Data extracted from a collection
______

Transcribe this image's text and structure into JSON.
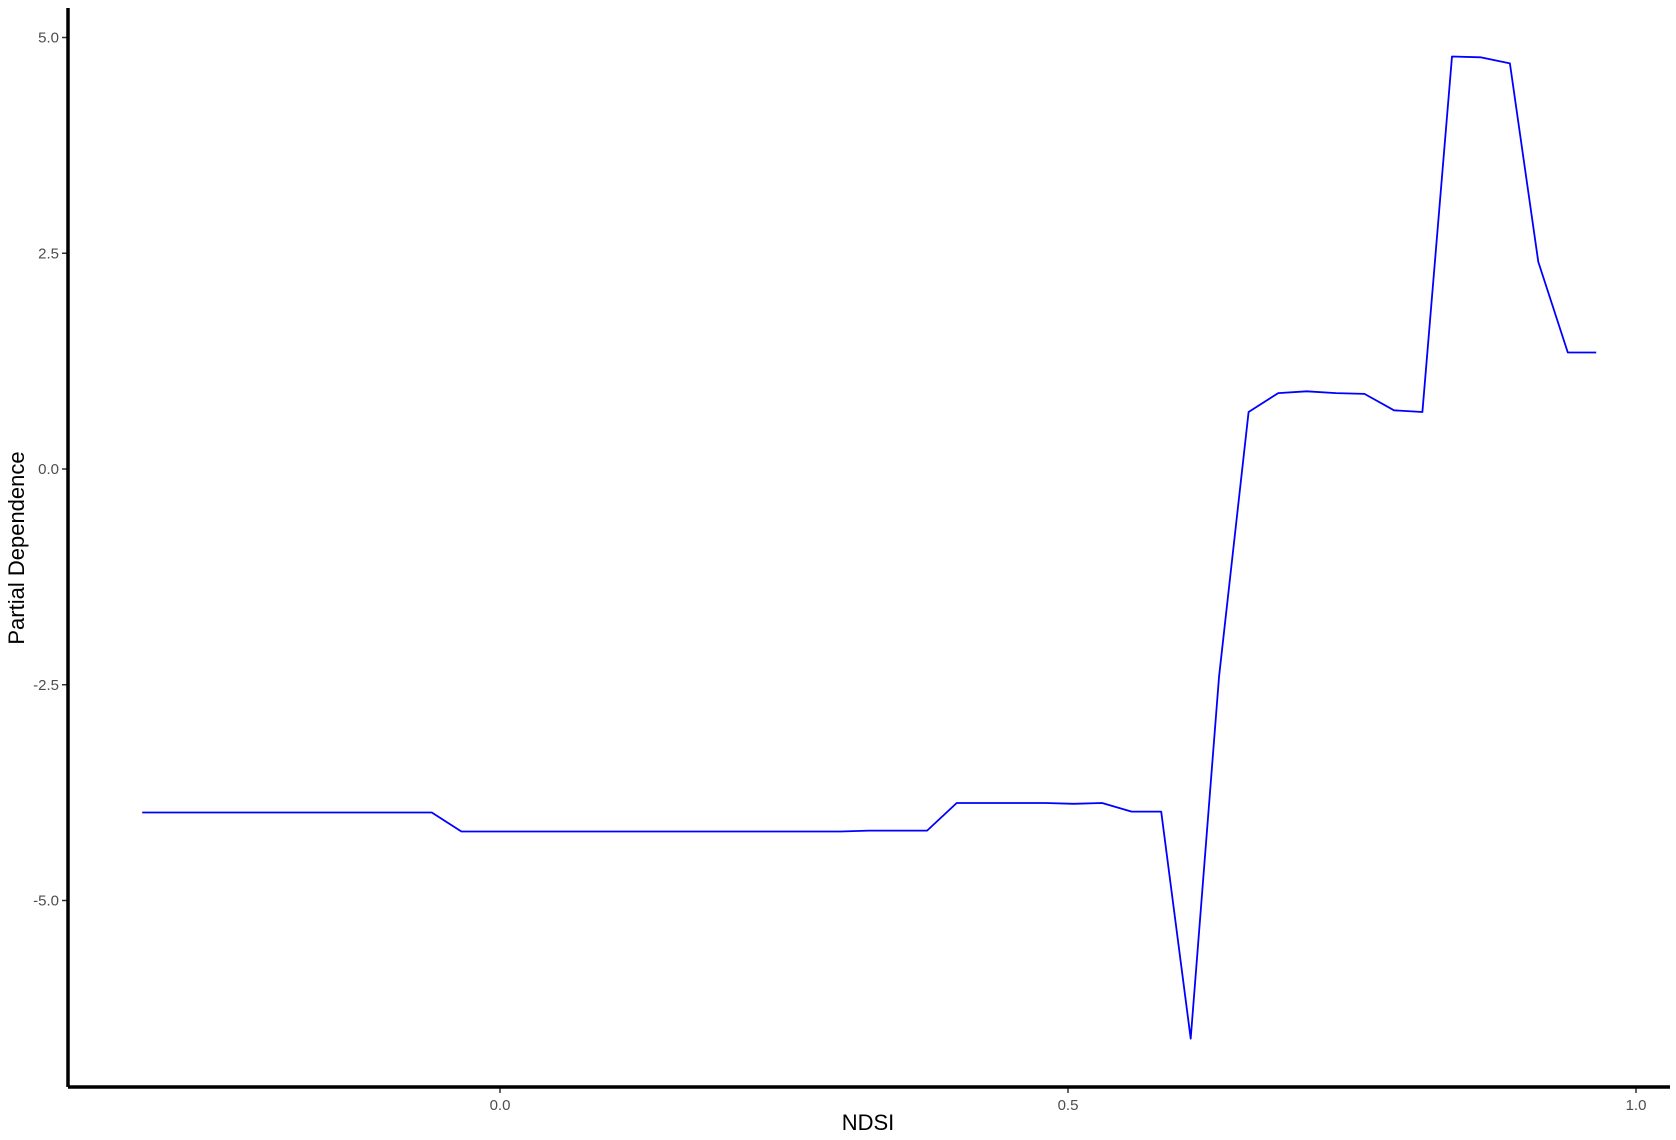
{
  "chart_data": {
    "type": "line",
    "title": "",
    "xlabel": "NDSI",
    "ylabel": "Partial Dependence",
    "xlim": [
      -0.38,
      1.03
    ],
    "ylim": [
      -7.2,
      5.4
    ],
    "x_ticks": [
      0.0,
      0.5,
      1.0
    ],
    "x_tick_labels": [
      "0.0",
      "0.5",
      "1.0"
    ],
    "y_ticks": [
      5.0,
      2.5,
      0.0,
      -2.5,
      -5.0
    ],
    "y_tick_labels": [
      "5.0",
      "2.5",
      "0.0",
      "-2.5",
      "-5.0"
    ],
    "grid": false,
    "legend": "none",
    "line_color": "#0000ff",
    "series": [
      {
        "x": [
          -0.315,
          -0.06,
          -0.034,
          0.0,
          0.1,
          0.2,
          0.3,
          0.325,
          0.376,
          0.402,
          0.45,
          0.48,
          0.505,
          0.53,
          0.556,
          0.582,
          0.608,
          0.633,
          0.659,
          0.685,
          0.71,
          0.736,
          0.761,
          0.787,
          0.812,
          0.838,
          0.863,
          0.889,
          0.914,
          0.94,
          0.965
        ],
        "y": [
          -3.98,
          -3.98,
          -4.2,
          -4.2,
          -4.2,
          -4.2,
          -4.2,
          -4.19,
          -4.19,
          -3.87,
          -3.87,
          -3.87,
          -3.88,
          -3.87,
          -3.97,
          -3.97,
          -6.6,
          -2.4,
          0.66,
          0.88,
          0.9,
          0.88,
          0.87,
          0.68,
          0.66,
          4.78,
          4.77,
          4.7,
          2.4,
          1.35,
          1.35
        ]
      }
    ]
  }
}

______

§ EXERCISE PROMPT
Quote in full the listing given above; the images are to be left out.

§ RESULT OF THE TASK
Transcribe this image's text and structure into JSON.
{
  "chart_data": {
    "type": "line",
    "title": "",
    "xlabel": "NDSI",
    "ylabel": "Partial Dependence",
    "xlim": [
      -0.38,
      1.03
    ],
    "ylim": [
      -7.2,
      5.4
    ],
    "x_ticks": [
      0.0,
      0.5,
      1.0
    ],
    "x_tick_labels": [
      "0.0",
      "0.5",
      "1.0"
    ],
    "y_ticks": [
      5.0,
      2.5,
      0.0,
      -2.5,
      -5.0
    ],
    "y_tick_labels": [
      "5.0",
      "2.5",
      "0.0",
      "-2.5",
      "-5.0"
    ],
    "grid": false,
    "legend": "none",
    "line_color": "#0000ff",
    "series": [
      {
        "x": [
          -0.315,
          -0.06,
          -0.034,
          0.0,
          0.1,
          0.2,
          0.3,
          0.325,
          0.376,
          0.402,
          0.45,
          0.48,
          0.505,
          0.53,
          0.556,
          0.582,
          0.608,
          0.633,
          0.659,
          0.685,
          0.71,
          0.736,
          0.761,
          0.787,
          0.812,
          0.838,
          0.863,
          0.889,
          0.914,
          0.94,
          0.965
        ],
        "y": [
          -3.98,
          -3.98,
          -4.2,
          -4.2,
          -4.2,
          -4.2,
          -4.2,
          -4.19,
          -4.19,
          -3.87,
          -3.87,
          -3.87,
          -3.88,
          -3.87,
          -3.97,
          -3.97,
          -6.6,
          -2.4,
          0.66,
          0.88,
          0.9,
          0.88,
          0.87,
          0.68,
          0.66,
          4.78,
          4.77,
          4.7,
          2.4,
          1.35,
          1.35
        ]
      }
    ]
  }
}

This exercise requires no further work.